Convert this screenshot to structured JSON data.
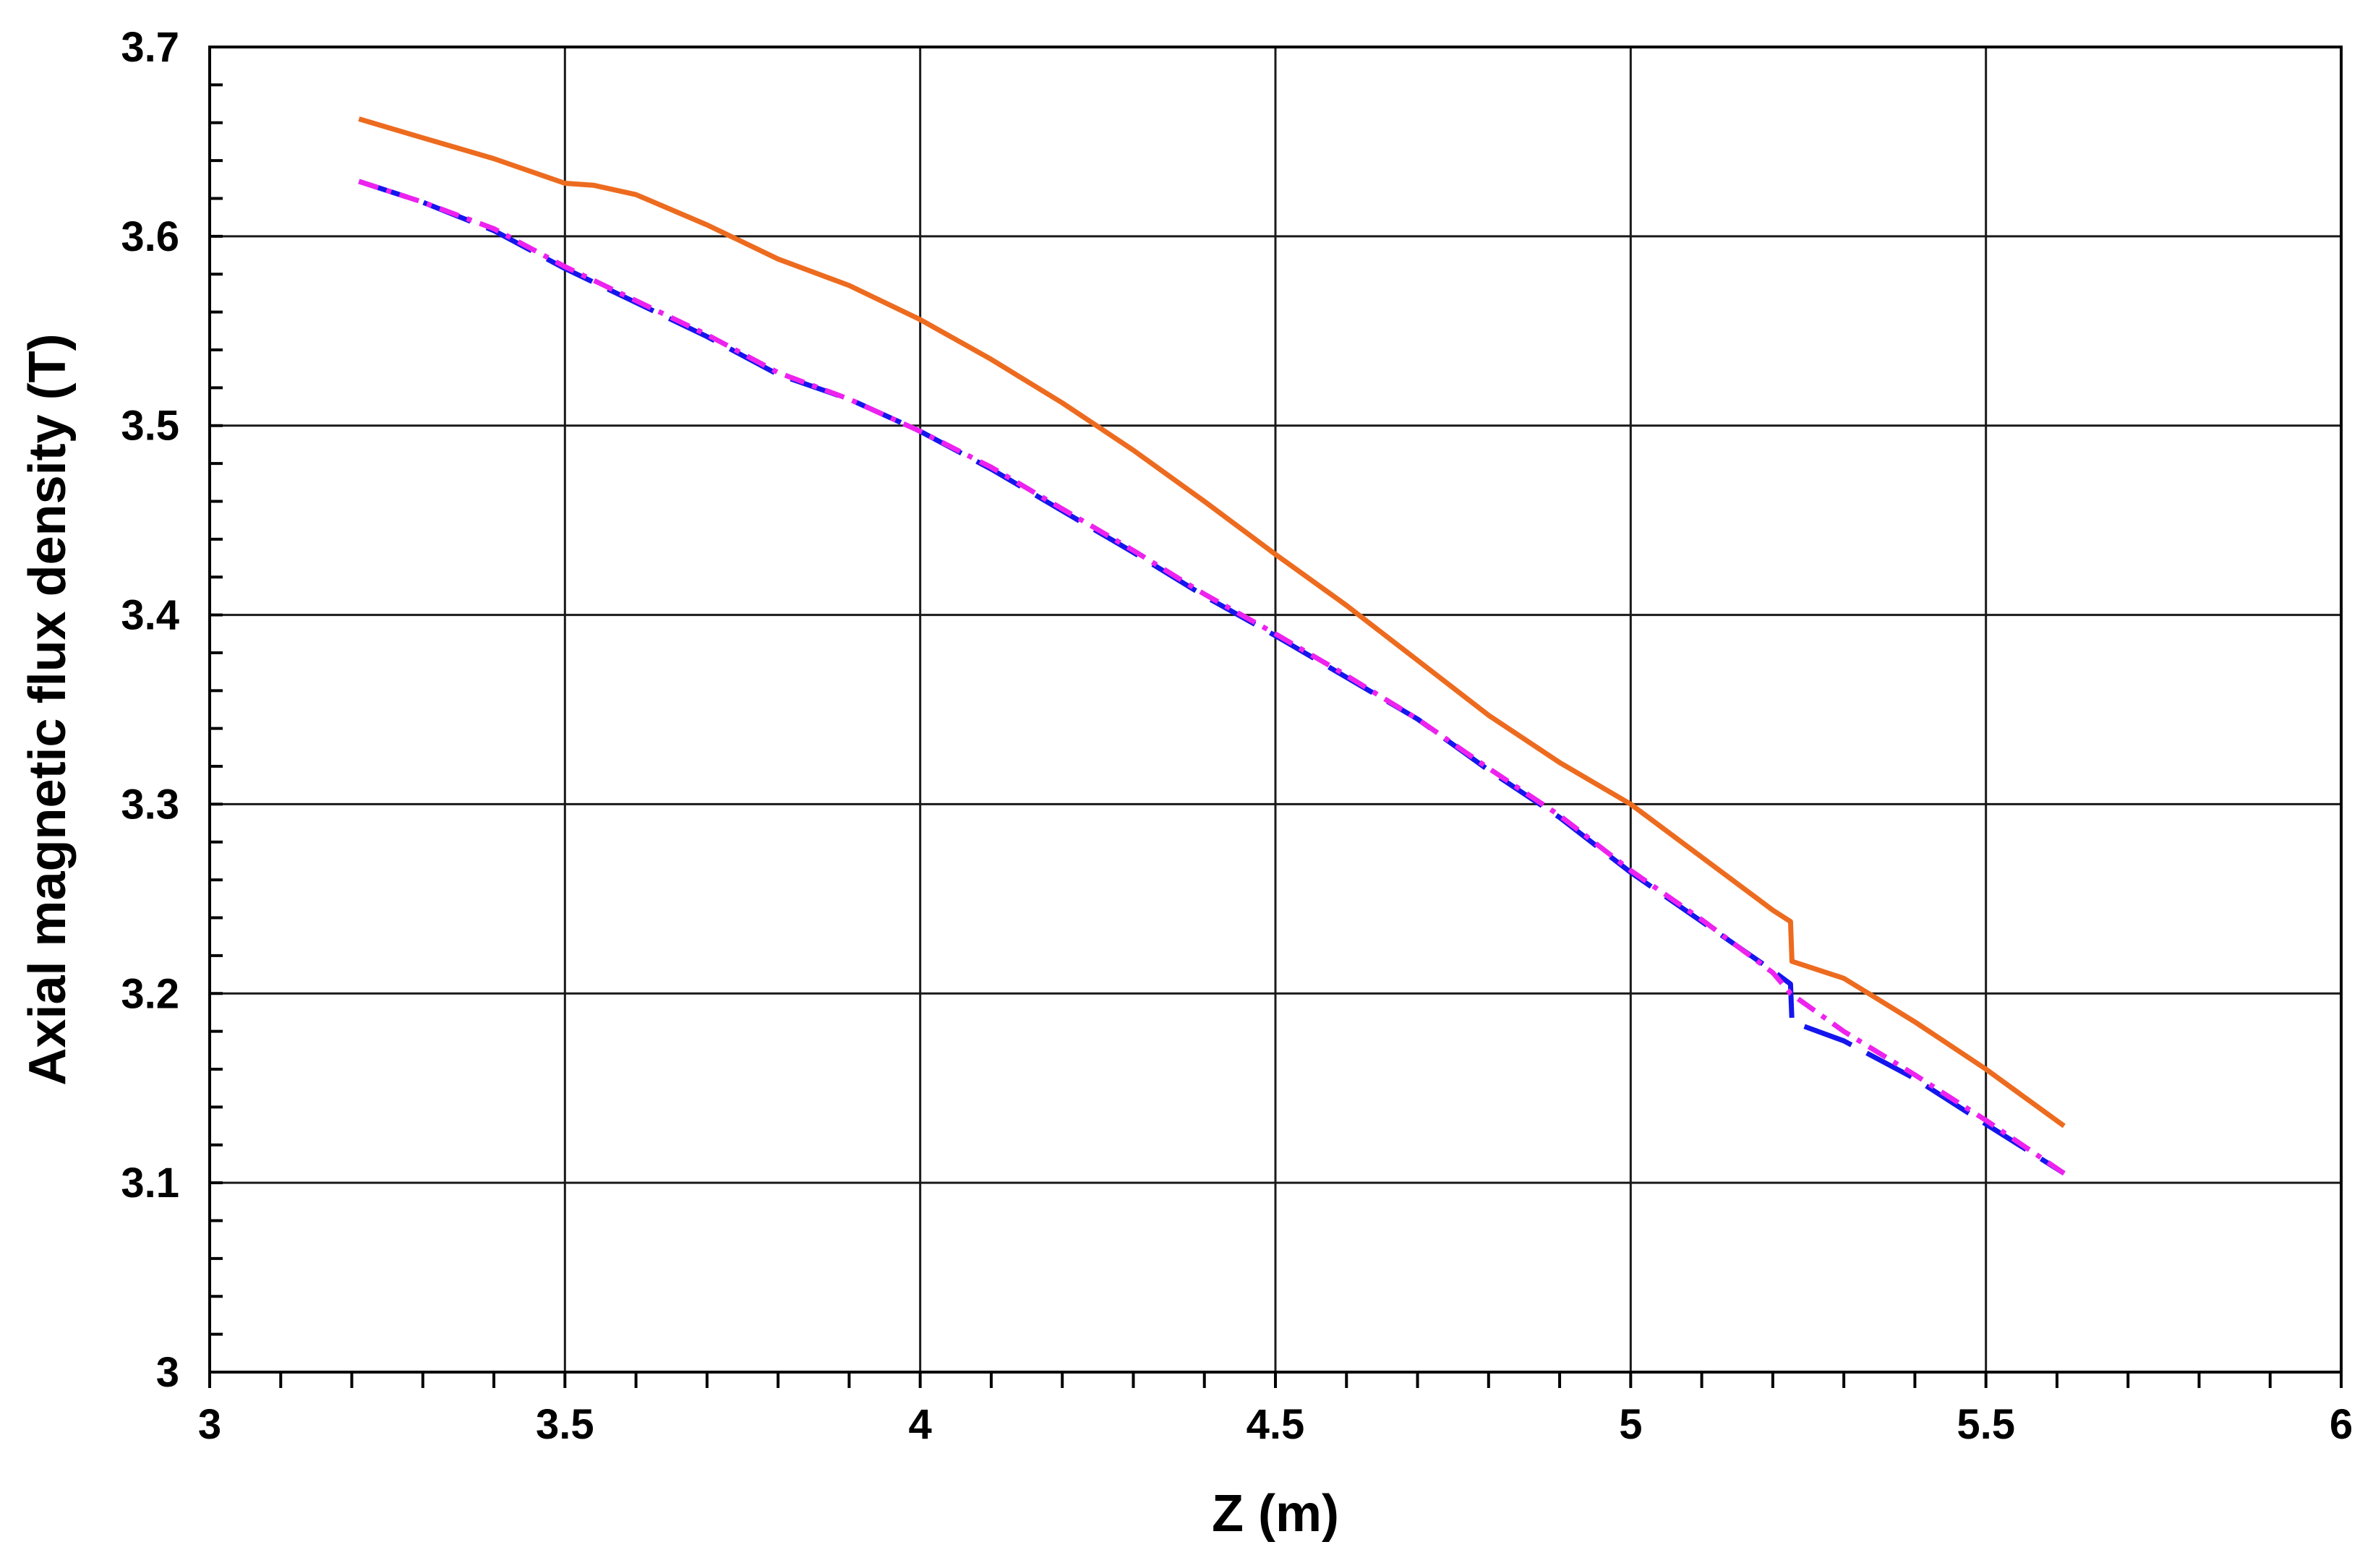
{
  "chart_data": {
    "type": "line",
    "title": "",
    "xlabel": "Z (m)",
    "ylabel": "Axial magnetic flux density (T)",
    "xlim": [
      3,
      6
    ],
    "ylim": [
      3,
      3.7
    ],
    "xticks": [
      3,
      3.5,
      4,
      4.5,
      5,
      5.5,
      6
    ],
    "xtick_labels": [
      "3",
      "3.5",
      "4",
      "4.5",
      "5",
      "5.5",
      "6"
    ],
    "yticks": [
      3,
      3.1,
      3.2,
      3.3,
      3.4,
      3.5,
      3.6,
      3.7
    ],
    "ytick_labels": [
      "3",
      "3.1",
      "3.2",
      "3.3",
      "3.4",
      "3.5",
      "3.6",
      "3.7"
    ],
    "grid": true,
    "legend": "none",
    "series": [
      {
        "color": "#ED6B1F",
        "style": "solid",
        "x": [
          3.21,
          3.3,
          3.4,
          3.5,
          3.54,
          3.6,
          3.7,
          3.8,
          3.9,
          4.0,
          4.1,
          4.2,
          4.3,
          4.4,
          4.5,
          4.6,
          4.7,
          4.8,
          4.9,
          5.0,
          5.1,
          5.2,
          5.225,
          5.227,
          5.3,
          5.335,
          5.4,
          5.5,
          5.61
        ],
        "y": [
          3.662,
          3.652,
          3.641,
          3.628,
          3.627,
          3.622,
          3.606,
          3.588,
          3.574,
          3.556,
          3.535,
          3.512,
          3.487,
          3.46,
          3.432,
          3.405,
          3.376,
          3.347,
          3.322,
          3.3,
          3.272,
          3.244,
          3.238,
          3.217,
          3.208,
          3.2,
          3.185,
          3.16,
          3.13
        ]
      },
      {
        "color": "#1515EE",
        "style": "dashed",
        "x": [
          3.21,
          3.3,
          3.4,
          3.5,
          3.6,
          3.7,
          3.8,
          3.9,
          4.0,
          4.1,
          4.2,
          4.3,
          4.4,
          4.5,
          4.6,
          4.7,
          4.8,
          4.9,
          5.0,
          5.1,
          5.2,
          5.225,
          5.227,
          5.3,
          5.4,
          5.5,
          5.61
        ],
        "y": [
          3.629,
          3.618,
          3.603,
          3.583,
          3.565,
          3.547,
          3.527,
          3.514,
          3.497,
          3.477,
          3.455,
          3.433,
          3.41,
          3.389,
          3.367,
          3.345,
          3.318,
          3.293,
          3.264,
          3.238,
          3.212,
          3.205,
          3.185,
          3.175,
          3.155,
          3.131,
          3.105
        ]
      },
      {
        "color": "#EE22EE",
        "style": "dash-dot",
        "x": [
          3.21,
          3.3,
          3.4,
          3.5,
          3.6,
          3.7,
          3.8,
          3.9,
          4.0,
          4.1,
          4.2,
          4.3,
          4.4,
          4.5,
          4.6,
          4.7,
          4.8,
          4.9,
          5.0,
          5.1,
          5.2,
          5.225,
          5.3,
          5.4,
          5.5,
          5.61
        ],
        "y": [
          3.629,
          3.618,
          3.604,
          3.584,
          3.566,
          3.548,
          3.528,
          3.514,
          3.497,
          3.478,
          3.456,
          3.434,
          3.411,
          3.39,
          3.368,
          3.345,
          3.319,
          3.294,
          3.265,
          3.239,
          3.211,
          3.2,
          3.18,
          3.157,
          3.133,
          3.105
        ]
      }
    ]
  }
}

※ ※ ※

◆ **Task statement**: Using the data above, print every line exactly, omitting pictures.

◆ **Task solution**:
Convert this screenshot to structured JSON data.
{
  "chart_data": {
    "type": "line",
    "title": "",
    "xlabel": "Z (m)",
    "ylabel": "Axial magnetic flux density (T)",
    "xlim": [
      3,
      6
    ],
    "ylim": [
      3,
      3.7
    ],
    "xticks": [
      3,
      3.5,
      4,
      4.5,
      5,
      5.5,
      6
    ],
    "xtick_labels": [
      "3",
      "3.5",
      "4",
      "4.5",
      "5",
      "5.5",
      "6"
    ],
    "yticks": [
      3,
      3.1,
      3.2,
      3.3,
      3.4,
      3.5,
      3.6,
      3.7
    ],
    "ytick_labels": [
      "3",
      "3.1",
      "3.2",
      "3.3",
      "3.4",
      "3.5",
      "3.6",
      "3.7"
    ],
    "grid": true,
    "legend": "none",
    "series": [
      {
        "color": "#ED6B1F",
        "style": "solid",
        "x": [
          3.21,
          3.3,
          3.4,
          3.5,
          3.54,
          3.6,
          3.7,
          3.8,
          3.9,
          4.0,
          4.1,
          4.2,
          4.3,
          4.4,
          4.5,
          4.6,
          4.7,
          4.8,
          4.9,
          5.0,
          5.1,
          5.2,
          5.225,
          5.227,
          5.3,
          5.335,
          5.4,
          5.5,
          5.61
        ],
        "y": [
          3.662,
          3.652,
          3.641,
          3.628,
          3.627,
          3.622,
          3.606,
          3.588,
          3.574,
          3.556,
          3.535,
          3.512,
          3.487,
          3.46,
          3.432,
          3.405,
          3.376,
          3.347,
          3.322,
          3.3,
          3.272,
          3.244,
          3.238,
          3.217,
          3.208,
          3.2,
          3.185,
          3.16,
          3.13
        ]
      },
      {
        "color": "#1515EE",
        "style": "dashed",
        "x": [
          3.21,
          3.3,
          3.4,
          3.5,
          3.6,
          3.7,
          3.8,
          3.9,
          4.0,
          4.1,
          4.2,
          4.3,
          4.4,
          4.5,
          4.6,
          4.7,
          4.8,
          4.9,
          5.0,
          5.1,
          5.2,
          5.225,
          5.227,
          5.3,
          5.4,
          5.5,
          5.61
        ],
        "y": [
          3.629,
          3.618,
          3.603,
          3.583,
          3.565,
          3.547,
          3.527,
          3.514,
          3.497,
          3.477,
          3.455,
          3.433,
          3.41,
          3.389,
          3.367,
          3.345,
          3.318,
          3.293,
          3.264,
          3.238,
          3.212,
          3.205,
          3.185,
          3.175,
          3.155,
          3.131,
          3.105
        ]
      },
      {
        "color": "#EE22EE",
        "style": "dash-dot",
        "x": [
          3.21,
          3.3,
          3.4,
          3.5,
          3.6,
          3.7,
          3.8,
          3.9,
          4.0,
          4.1,
          4.2,
          4.3,
          4.4,
          4.5,
          4.6,
          4.7,
          4.8,
          4.9,
          5.0,
          5.1,
          5.2,
          5.225,
          5.3,
          5.4,
          5.5,
          5.61
        ],
        "y": [
          3.629,
          3.618,
          3.604,
          3.584,
          3.566,
          3.548,
          3.528,
          3.514,
          3.497,
          3.478,
          3.456,
          3.434,
          3.411,
          3.39,
          3.368,
          3.345,
          3.319,
          3.294,
          3.265,
          3.239,
          3.211,
          3.2,
          3.18,
          3.157,
          3.133,
          3.105
        ]
      }
    ]
  }
}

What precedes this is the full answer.